(Stored data)
────────────────
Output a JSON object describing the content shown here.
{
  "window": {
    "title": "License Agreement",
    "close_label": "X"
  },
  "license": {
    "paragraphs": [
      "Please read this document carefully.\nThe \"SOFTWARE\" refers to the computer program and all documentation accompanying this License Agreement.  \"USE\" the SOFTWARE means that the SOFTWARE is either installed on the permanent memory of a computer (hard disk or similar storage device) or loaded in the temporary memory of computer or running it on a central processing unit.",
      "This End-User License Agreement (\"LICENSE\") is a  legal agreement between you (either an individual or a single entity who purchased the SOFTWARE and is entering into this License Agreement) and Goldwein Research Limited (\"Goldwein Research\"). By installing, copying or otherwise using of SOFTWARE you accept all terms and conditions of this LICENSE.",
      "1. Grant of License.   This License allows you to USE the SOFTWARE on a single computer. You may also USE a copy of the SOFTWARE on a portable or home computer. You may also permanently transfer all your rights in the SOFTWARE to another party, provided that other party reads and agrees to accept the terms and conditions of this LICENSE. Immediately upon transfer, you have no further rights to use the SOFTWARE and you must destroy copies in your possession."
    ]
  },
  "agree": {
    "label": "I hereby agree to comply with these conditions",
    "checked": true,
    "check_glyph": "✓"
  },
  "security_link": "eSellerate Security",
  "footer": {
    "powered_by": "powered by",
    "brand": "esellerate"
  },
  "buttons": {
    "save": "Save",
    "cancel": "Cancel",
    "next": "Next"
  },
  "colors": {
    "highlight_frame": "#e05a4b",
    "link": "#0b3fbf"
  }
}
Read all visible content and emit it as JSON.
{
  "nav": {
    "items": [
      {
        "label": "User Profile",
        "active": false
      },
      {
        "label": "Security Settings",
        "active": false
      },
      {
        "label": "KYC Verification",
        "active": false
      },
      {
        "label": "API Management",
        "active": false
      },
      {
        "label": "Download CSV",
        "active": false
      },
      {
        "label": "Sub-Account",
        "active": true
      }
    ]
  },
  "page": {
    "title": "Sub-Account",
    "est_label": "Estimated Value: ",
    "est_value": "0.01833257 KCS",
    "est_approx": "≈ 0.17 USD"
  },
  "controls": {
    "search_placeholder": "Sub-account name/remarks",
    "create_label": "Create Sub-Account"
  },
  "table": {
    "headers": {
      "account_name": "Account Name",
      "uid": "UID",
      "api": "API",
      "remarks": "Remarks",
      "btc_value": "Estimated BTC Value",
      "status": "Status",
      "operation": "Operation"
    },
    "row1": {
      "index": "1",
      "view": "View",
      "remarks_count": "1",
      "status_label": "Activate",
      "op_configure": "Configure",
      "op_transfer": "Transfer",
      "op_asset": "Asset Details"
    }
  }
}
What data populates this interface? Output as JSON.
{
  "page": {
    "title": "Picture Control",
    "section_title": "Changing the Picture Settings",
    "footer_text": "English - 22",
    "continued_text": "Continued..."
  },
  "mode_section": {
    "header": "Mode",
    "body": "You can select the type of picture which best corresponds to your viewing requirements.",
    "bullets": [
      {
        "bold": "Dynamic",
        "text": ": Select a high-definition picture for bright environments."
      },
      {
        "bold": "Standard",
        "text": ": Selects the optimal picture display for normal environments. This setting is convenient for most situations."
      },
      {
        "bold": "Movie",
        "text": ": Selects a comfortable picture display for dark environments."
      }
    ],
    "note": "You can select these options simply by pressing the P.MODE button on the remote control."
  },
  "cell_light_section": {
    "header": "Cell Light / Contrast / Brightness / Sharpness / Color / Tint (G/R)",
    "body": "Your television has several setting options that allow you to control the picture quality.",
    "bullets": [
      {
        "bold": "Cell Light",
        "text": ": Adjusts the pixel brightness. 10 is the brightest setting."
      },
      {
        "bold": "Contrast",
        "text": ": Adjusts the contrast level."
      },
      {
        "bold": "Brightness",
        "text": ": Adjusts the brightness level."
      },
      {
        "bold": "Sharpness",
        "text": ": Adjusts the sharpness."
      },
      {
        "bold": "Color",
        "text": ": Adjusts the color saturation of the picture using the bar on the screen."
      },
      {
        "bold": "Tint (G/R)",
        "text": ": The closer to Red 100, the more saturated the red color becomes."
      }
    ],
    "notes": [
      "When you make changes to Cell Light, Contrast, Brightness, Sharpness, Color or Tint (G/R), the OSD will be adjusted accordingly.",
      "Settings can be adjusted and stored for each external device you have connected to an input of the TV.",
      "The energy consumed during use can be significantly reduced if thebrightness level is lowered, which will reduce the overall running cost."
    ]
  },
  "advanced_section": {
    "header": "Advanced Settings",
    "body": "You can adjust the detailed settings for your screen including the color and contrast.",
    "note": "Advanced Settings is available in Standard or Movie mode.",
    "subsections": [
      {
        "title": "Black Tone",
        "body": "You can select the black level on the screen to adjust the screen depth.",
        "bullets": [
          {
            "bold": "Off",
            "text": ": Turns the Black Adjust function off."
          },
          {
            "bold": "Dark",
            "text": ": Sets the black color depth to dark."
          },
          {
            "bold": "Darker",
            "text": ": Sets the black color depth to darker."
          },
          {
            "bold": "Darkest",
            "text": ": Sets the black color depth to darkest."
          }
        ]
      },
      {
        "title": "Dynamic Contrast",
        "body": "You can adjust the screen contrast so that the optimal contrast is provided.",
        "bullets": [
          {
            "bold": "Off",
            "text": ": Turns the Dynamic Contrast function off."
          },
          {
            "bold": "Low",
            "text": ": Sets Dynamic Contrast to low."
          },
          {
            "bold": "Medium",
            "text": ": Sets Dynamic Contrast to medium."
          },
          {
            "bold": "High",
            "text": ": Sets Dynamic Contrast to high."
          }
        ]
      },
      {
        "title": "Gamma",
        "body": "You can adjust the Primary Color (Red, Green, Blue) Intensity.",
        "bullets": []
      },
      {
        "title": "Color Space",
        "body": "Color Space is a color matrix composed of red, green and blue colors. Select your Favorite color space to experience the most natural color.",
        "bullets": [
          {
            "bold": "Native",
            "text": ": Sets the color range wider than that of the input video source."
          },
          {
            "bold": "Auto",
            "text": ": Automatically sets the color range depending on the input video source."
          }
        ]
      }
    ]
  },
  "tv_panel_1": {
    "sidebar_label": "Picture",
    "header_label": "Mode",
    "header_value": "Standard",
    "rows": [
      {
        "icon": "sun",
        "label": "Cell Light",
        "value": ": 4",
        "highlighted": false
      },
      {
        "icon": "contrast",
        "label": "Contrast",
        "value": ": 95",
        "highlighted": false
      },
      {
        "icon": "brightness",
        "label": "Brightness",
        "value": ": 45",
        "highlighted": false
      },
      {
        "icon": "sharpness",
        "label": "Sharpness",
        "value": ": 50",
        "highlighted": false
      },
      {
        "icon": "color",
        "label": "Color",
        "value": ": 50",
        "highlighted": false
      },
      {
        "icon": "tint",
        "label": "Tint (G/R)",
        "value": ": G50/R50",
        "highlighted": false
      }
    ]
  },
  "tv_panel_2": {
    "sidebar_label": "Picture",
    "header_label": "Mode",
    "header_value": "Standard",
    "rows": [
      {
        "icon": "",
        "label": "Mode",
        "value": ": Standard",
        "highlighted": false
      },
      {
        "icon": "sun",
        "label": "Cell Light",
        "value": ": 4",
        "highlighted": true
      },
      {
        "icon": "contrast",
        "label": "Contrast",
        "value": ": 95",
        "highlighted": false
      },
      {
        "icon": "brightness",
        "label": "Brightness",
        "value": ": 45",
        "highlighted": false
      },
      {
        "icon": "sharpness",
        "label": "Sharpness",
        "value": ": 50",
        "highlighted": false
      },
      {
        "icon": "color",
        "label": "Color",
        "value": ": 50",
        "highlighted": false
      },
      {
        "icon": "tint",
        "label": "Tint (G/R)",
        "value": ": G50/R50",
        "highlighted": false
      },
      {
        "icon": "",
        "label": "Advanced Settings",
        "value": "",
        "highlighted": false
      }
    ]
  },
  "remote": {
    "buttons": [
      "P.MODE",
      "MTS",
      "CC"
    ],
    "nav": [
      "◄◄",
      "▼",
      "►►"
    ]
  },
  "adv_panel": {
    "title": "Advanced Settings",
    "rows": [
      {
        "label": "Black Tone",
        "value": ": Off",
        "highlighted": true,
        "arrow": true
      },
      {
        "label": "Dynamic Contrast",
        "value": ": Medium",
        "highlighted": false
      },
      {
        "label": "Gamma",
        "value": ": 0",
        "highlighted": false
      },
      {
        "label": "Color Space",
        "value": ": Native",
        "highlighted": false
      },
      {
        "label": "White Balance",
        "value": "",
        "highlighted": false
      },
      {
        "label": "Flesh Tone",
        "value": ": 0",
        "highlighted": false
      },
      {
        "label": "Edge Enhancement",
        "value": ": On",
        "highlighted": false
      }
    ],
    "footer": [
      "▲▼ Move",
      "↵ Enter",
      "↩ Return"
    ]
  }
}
────────────────
| Short task |
A line counts if it holds the word "input". How many lines of the entries count? Give the number only.

| Task output |
3